(Items from a dataset)
..........
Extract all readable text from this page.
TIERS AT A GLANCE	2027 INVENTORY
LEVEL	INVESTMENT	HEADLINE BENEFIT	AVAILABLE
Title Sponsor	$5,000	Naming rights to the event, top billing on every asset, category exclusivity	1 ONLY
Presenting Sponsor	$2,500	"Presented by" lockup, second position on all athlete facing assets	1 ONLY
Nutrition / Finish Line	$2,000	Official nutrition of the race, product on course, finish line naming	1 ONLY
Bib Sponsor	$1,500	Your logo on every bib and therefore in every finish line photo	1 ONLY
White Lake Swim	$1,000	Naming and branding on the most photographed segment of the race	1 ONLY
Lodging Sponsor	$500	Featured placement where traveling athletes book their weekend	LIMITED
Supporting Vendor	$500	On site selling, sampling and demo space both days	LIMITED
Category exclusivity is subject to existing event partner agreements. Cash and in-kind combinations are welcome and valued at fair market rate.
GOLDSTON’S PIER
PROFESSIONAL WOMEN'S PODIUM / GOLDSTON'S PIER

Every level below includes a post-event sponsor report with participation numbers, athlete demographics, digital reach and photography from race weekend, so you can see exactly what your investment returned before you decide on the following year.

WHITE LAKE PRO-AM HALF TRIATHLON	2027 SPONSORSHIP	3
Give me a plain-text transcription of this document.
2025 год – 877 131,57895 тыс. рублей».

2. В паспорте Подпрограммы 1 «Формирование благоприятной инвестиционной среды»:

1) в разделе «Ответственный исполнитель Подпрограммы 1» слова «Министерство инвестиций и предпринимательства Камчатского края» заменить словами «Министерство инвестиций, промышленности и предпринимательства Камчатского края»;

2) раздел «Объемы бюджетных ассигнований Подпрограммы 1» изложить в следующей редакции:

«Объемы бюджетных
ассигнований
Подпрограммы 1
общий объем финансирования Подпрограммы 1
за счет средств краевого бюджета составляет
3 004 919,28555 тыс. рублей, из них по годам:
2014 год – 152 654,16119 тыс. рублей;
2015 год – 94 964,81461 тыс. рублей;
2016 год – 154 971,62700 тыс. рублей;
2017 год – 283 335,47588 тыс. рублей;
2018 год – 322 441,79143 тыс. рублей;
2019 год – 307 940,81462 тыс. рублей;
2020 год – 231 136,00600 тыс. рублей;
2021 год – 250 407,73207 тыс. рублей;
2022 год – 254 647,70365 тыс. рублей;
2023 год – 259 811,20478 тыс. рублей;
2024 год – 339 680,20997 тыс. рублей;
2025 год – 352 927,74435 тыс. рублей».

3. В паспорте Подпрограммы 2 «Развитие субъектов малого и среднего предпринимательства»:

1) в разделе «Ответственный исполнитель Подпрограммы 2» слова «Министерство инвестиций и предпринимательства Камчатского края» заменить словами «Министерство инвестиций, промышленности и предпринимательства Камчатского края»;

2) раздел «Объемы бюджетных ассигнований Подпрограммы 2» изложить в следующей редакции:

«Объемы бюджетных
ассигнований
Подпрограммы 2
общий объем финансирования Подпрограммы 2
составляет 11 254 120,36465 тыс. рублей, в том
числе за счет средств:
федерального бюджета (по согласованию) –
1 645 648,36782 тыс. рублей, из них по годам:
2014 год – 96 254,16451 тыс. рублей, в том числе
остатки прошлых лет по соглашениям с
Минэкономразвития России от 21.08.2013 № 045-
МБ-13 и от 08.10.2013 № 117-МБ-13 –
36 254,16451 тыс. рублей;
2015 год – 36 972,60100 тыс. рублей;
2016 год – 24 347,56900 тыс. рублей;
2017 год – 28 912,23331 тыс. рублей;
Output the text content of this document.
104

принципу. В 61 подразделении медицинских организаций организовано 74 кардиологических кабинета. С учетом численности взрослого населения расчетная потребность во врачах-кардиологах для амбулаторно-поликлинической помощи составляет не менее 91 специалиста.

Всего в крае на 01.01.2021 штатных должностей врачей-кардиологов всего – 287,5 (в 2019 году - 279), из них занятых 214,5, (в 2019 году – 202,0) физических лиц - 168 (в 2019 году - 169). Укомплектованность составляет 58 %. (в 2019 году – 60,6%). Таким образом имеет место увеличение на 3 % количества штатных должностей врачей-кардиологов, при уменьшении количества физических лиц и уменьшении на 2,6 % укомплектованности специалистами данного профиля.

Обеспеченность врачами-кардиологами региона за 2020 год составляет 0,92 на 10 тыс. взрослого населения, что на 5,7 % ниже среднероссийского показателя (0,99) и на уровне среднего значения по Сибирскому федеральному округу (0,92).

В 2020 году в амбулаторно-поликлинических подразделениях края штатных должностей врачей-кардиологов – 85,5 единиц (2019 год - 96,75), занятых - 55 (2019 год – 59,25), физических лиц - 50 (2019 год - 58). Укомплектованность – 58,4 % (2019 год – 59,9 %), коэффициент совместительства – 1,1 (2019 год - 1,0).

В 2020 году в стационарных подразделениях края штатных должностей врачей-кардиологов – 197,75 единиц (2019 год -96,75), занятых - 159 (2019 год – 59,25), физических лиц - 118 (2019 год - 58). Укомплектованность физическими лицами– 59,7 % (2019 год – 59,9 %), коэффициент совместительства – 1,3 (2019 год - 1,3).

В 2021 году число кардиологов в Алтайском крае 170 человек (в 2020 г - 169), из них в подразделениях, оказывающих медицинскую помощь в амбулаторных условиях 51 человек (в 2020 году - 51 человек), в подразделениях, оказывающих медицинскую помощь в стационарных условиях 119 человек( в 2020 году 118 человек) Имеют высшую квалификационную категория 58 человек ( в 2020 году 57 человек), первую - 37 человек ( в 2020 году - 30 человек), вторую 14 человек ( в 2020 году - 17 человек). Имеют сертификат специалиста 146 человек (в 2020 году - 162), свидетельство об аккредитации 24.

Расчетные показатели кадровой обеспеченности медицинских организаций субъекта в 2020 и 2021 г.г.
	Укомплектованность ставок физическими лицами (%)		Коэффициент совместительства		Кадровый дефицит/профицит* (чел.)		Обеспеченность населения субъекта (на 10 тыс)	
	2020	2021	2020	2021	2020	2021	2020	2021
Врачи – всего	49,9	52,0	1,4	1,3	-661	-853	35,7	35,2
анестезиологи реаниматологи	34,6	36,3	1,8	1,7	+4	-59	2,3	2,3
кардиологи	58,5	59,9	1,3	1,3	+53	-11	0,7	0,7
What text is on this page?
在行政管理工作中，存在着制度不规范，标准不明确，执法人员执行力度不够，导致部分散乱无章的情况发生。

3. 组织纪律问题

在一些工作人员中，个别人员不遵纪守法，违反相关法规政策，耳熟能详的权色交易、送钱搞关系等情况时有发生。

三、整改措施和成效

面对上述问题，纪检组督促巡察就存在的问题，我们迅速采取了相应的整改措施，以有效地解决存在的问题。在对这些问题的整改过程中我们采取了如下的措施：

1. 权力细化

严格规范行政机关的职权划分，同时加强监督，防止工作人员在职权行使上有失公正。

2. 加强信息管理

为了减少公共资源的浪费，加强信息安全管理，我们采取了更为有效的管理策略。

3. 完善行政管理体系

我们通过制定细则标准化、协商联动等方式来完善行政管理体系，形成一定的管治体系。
..........
Your instructions:
Recopy the entries above exactly, with every line included.

Task result:
Extract all readable text from this page.
TIERS AT A GLANCE	2027 INVENTORY
LEVEL	INVESTMENT	HEADLINE BENEFIT	AVAILABLE
Title Sponsor	$5,000	Naming rights to the event, top billing on every asset, category exclusivity	1 ONLY
Presenting Sponsor	$2,500	"Presented by" lockup, second position on all athlete facing assets	1 ONLY
Nutrition / Finish Line	$2,000	Official nutrition of the race, product on course, finish line naming	1 ONLY
Bib Sponsor	$1,500	Your logo on every bib and therefore in every finish line photo	1 ONLY
White Lake Swim	$1,000	Naming and branding on the most photographed segment of the race	1 ONLY
Lodging Sponsor	$500	Featured placement where traveling athletes book their weekend	LIMITED
Supporting Vendor	$500	On site selling, sampling and demo space both days	LIMITED
Category exclusivity is subject to existing event partner agreements. Cash and in-kind combinations are welcome and valued at fair market rate.
GOLDSTON’S PIER
PROFESSIONAL WOMEN'S PODIUM / GOLDSTON'S PIER

Every level below includes a post-event sponsor report with participation numbers, athlete demographics, digital reach and photography from race weekend, so you can see exactly what your investment returned before you decide on the following year.

WHITE LAKE PRO-AM HALF TRIATHLON	2027 SPONSORSHIP	3
Give me a plain-text transcription of this document.
2025 год – 877 131,57895 тыс. рублей».

2. В паспорте Подпрограммы 1 «Формирование благоприятной инвестиционной среды»:

1) в разделе «Ответственный исполнитель Подпрограммы 1» слова «Министерство инвестиций и предпринимательства Камчатского края» заменить словами «Министерство инвестиций, промышленности и предпринимательства Камчатского края»;

2) раздел «Объемы бюджетных ассигнований Подпрограммы 1» изложить в следующей редакции:

«Объемы бюджетных
ассигнований
Подпрограммы 1
общий объем финансирования Подпрограммы 1
за счет средств краевого бюджета составляет
3 004 919,28555 тыс. рублей, из них по годам:
2014 год – 152 654,16119 тыс. рублей;
2015 год – 94 964,81461 тыс. рублей;
2016 год – 154 971,62700 тыс. рублей;
2017 год – 283 335,47588 тыс. рублей;
2018 год – 322 441,79143 тыс. рублей;
2019 год – 307 940,81462 тыс. рублей;
2020 год – 231 136,00600 тыс. рублей;
2021 год – 250 407,73207 тыс. рублей;
2022 год – 254 647,70365 тыс. рублей;
2023 год – 259 811,20478 тыс. рублей;
2024 год – 339 680,20997 тыс. рублей;
2025 год – 352 927,74435 тыс. рублей».

3. В паспорте Подпрограммы 2 «Развитие субъектов малого и среднего предпринимательства»:

1) в разделе «Ответственный исполнитель Подпрограммы 2» слова «Министерство инвестиций и предпринимательства Камчатского края» заменить словами «Министерство инвестиций, промышленности и предпринимательства Камчатского края»;

2) раздел «Объемы бюджетных ассигнований Подпрограммы 2» изложить в следующей редакции:

«Объемы бюджетных
ассигнований
Подпрограммы 2
общий объем финансирования Подпрограммы 2
составляет 11 254 120,36465 тыс. рублей, в том
числе за счет средств:
федерального бюджета (по согласованию) –
1 645 648,36782 тыс. рублей, из них по годам:
2014 год – 96 254,16451 тыс. рублей, в том числе
остатки прошлых лет по соглашениям с
Минэкономразвития России от 21.08.2013 № 045-
МБ-13 и от 08.10.2013 № 117-МБ-13 –
36 254,16451 тыс. рублей;
2015 год – 36 972,60100 тыс. рублей;
2016 год – 24 347,56900 тыс. рублей;
2017 год – 28 912,23331 тыс. рублей;
Output the text content of this document.
104

принципу. В 61 подразделении медицинских организаций организовано 74 кардиологических кабинета. С учетом численности взрослого населения расчетная потребность во врачах-кардиологах для амбулаторно-поликлинической помощи составляет не менее 91 специалиста.

Всего в крае на 01.01.2021 штатных должностей врачей-кардиологов всего – 287,5 (в 2019 году - 279), из них занятых 214,5, (в 2019 году – 202,0) физических лиц - 168 (в 2019 году - 169). Укомплектованность составляет 58 %. (в 2019 году – 60,6%). Таким образом имеет место увеличение на 3 % количества штатных должностей врачей-кардиологов, при уменьшении количества физических лиц и уменьшении на 2,6 % укомплектованности специалистами данного профиля.

Обеспеченность врачами-кардиологами региона за 2020 год составляет 0,92 на 10 тыс. взрослого населения, что на 5,7 % ниже среднероссийского показателя (0,99) и на уровне среднего значения по Сибирскому федеральному округу (0,92).

В 2020 году в амбулаторно-поликлинических подразделениях края штатных должностей врачей-кардиологов – 85,5 единиц (2019 год - 96,75), занятых - 55 (2019 год – 59,25), физических лиц - 50 (2019 год - 58). Укомплектованность – 58,4 % (2019 год – 59,9 %), коэффициент совместительства – 1,1 (2019 год - 1,0).

В 2020 году в стационарных подразделениях края штатных должностей врачей-кардиологов – 197,75 единиц (2019 год -96,75), занятых - 159 (2019 год – 59,25), физических лиц - 118 (2019 год - 58). Укомплектованность физическими лицами– 59,7 % (2019 год – 59,9 %), коэффициент совместительства – 1,3 (2019 год - 1,3).

В 2021 году число кардиологов в Алтайском крае 170 человек (в 2020 г - 169), из них в подразделениях, оказывающих медицинскую помощь в амбулаторных условиях 51 человек (в 2020 году - 51 человек), в подразделениях, оказывающих медицинскую помощь в стационарных условиях 119 человек( в 2020 году 118 человек) Имеют высшую квалификационную категория 58 человек ( в 2020 году 57 человек), первую - 37 человек ( в 2020 году - 30 человек), вторую 14 человек ( в 2020 году - 17 человек). Имеют сертификат специалиста 146 человек (в 2020 году - 162), свидетельство об аккредитации 24.

Расчетные показатели кадровой обеспеченности медицинских организаций субъекта в 2020 и 2021 г.г.
	Укомплектованность ставок физическими лицами (%)		Коэффициент совместительства		Кадровый дефицит/профицит* (чел.)		Обеспеченность населения субъекта (на 10 тыс)	
	2020	2021	2020	2021	2020	2021	2020	2021
Врачи – всего	49,9	52,0	1,4	1,3	-661	-853	35,7	35,2
анестезиологи реаниматологи	34,6	36,3	1,8	1,7	+4	-59	2,3	2,3
кардиологи	58,5	59,9	1,3	1,3	+53	-11	0,7	0,7
What text is on this page?
在行政管理工作中，存在着制度不规范，标准不明确，执法人员执行力度不够，导致部分散乱无章的情况发生。

3. 组织纪律问题

在一些工作人员中，个别人员不遵纪守法，违反相关法规政策，耳熟能详的权色交易、送钱搞关系等情况时有发生。

三、整改措施和成效

面对上述问题，纪检组督促巡察就存在的问题，我们迅速采取了相应的整改措施，以有效地解决存在的问题。在对这些问题的整改过程中我们采取了如下的措施：

1. 权力细化

严格规范行政机关的职权划分，同时加强监督，防止工作人员在职权行使上有失公正。

2. 加强信息管理

为了减少公共资源的浪费，加强信息安全管理，我们采取了更为有效的管理策略。

3. 完善行政管理体系

我们通过制定细则标准化、协商联动等方式来完善行政管理体系，形成一定的管治体系。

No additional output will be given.